_Items listed in a dataset_.
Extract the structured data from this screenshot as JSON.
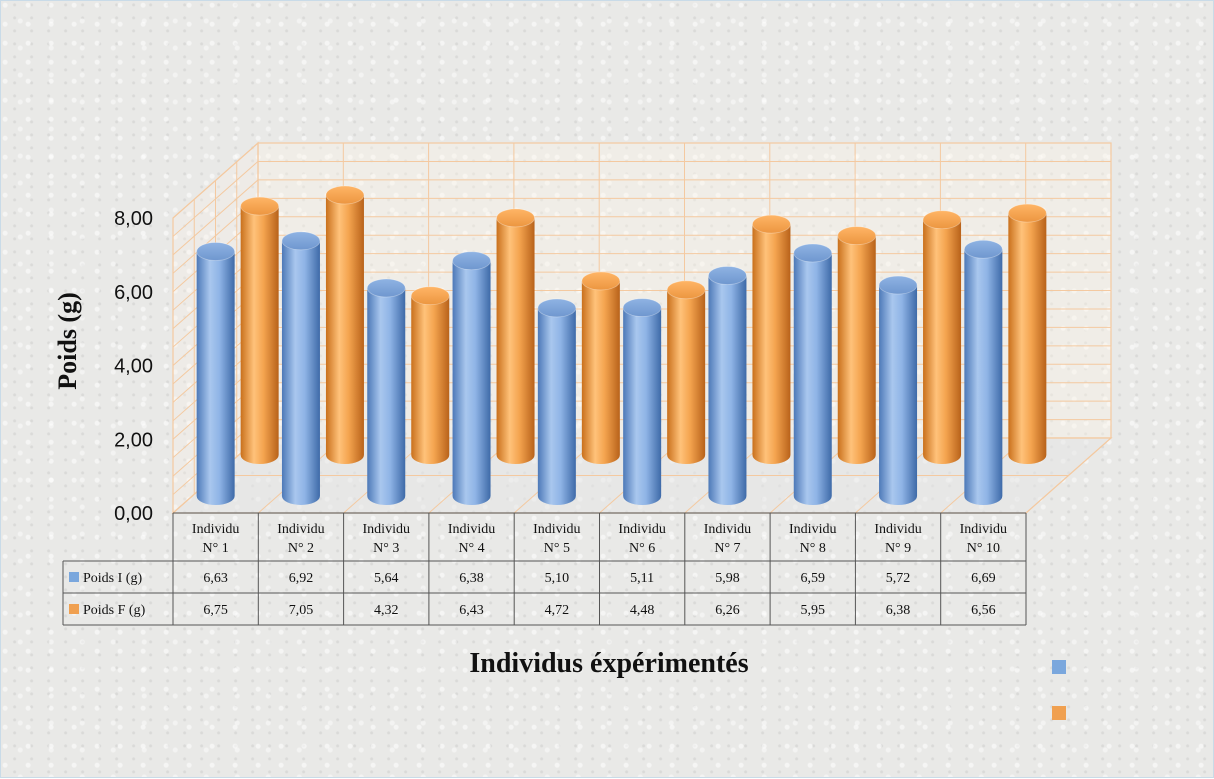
{
  "chart_data": {
    "type": "bar",
    "categories": [
      [
        "Individu",
        "N° 1"
      ],
      [
        "Individu",
        "N° 2"
      ],
      [
        "Individu",
        "N° 3"
      ],
      [
        "Individu",
        "N° 4"
      ],
      [
        "Individu",
        "N° 5"
      ],
      [
        "Individu",
        "N° 6"
      ],
      [
        "Individu",
        "N° 7"
      ],
      [
        "Individu",
        "N° 8"
      ],
      [
        "Individu",
        "N° 9"
      ],
      [
        "Individu",
        "N° 10"
      ]
    ],
    "series": [
      {
        "name": "Poids I (g)",
        "color": "#7aa7dd",
        "values": [
          6.63,
          6.92,
          5.64,
          6.38,
          5.1,
          5.11,
          5.98,
          6.59,
          5.72,
          6.69
        ],
        "table_values": [
          "6,63",
          "6,92",
          "5,64",
          "6,38",
          "5,10",
          "5,11",
          "5,98",
          "6,59",
          "5,72",
          "6,69"
        ]
      },
      {
        "name": "Poids F (g)",
        "color": "#f0a050",
        "values": [
          6.75,
          7.05,
          4.32,
          6.43,
          4.72,
          4.48,
          6.26,
          5.95,
          6.38,
          6.56
        ],
        "table_values": [
          "6,75",
          "7,05",
          "4,32",
          "6,43",
          "4,72",
          "4,48",
          "6,26",
          "5,95",
          "6,38",
          "6,56"
        ]
      }
    ],
    "ylabel": "Poids (g)",
    "xlabel": "Individus éxpérimentés",
    "ylim": [
      0,
      8
    ],
    "yticks": [
      "0,00",
      "2,00",
      "4,00",
      "6,00",
      "8,00"
    ],
    "grid": true,
    "style": "3d-cylinder",
    "data_table": true,
    "legend": "bottom-right"
  }
}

_WORK TO BE COMPLETED_. Copy out each line word for word, please, skipping the images.

_RIGHT ANSWER_.
Extract the structured data from this screenshot as JSON.
{
  "chart_data": {
    "type": "bar",
    "categories": [
      [
        "Individu",
        "N° 1"
      ],
      [
        "Individu",
        "N° 2"
      ],
      [
        "Individu",
        "N° 3"
      ],
      [
        "Individu",
        "N° 4"
      ],
      [
        "Individu",
        "N° 5"
      ],
      [
        "Individu",
        "N° 6"
      ],
      [
        "Individu",
        "N° 7"
      ],
      [
        "Individu",
        "N° 8"
      ],
      [
        "Individu",
        "N° 9"
      ],
      [
        "Individu",
        "N° 10"
      ]
    ],
    "series": [
      {
        "name": "Poids I (g)",
        "color": "#7aa7dd",
        "values": [
          6.63,
          6.92,
          5.64,
          6.38,
          5.1,
          5.11,
          5.98,
          6.59,
          5.72,
          6.69
        ],
        "table_values": [
          "6,63",
          "6,92",
          "5,64",
          "6,38",
          "5,10",
          "5,11",
          "5,98",
          "6,59",
          "5,72",
          "6,69"
        ]
      },
      {
        "name": "Poids F (g)",
        "color": "#f0a050",
        "values": [
          6.75,
          7.05,
          4.32,
          6.43,
          4.72,
          4.48,
          6.26,
          5.95,
          6.38,
          6.56
        ],
        "table_values": [
          "6,75",
          "7,05",
          "4,32",
          "6,43",
          "4,72",
          "4,48",
          "6,26",
          "5,95",
          "6,38",
          "6,56"
        ]
      }
    ],
    "ylabel": "Poids (g)",
    "xlabel": "Individus éxpérimentés",
    "ylim": [
      0,
      8
    ],
    "yticks": [
      "0,00",
      "2,00",
      "4,00",
      "6,00",
      "8,00"
    ],
    "grid": true,
    "style": "3d-cylinder",
    "data_table": true,
    "legend": "bottom-right"
  }
}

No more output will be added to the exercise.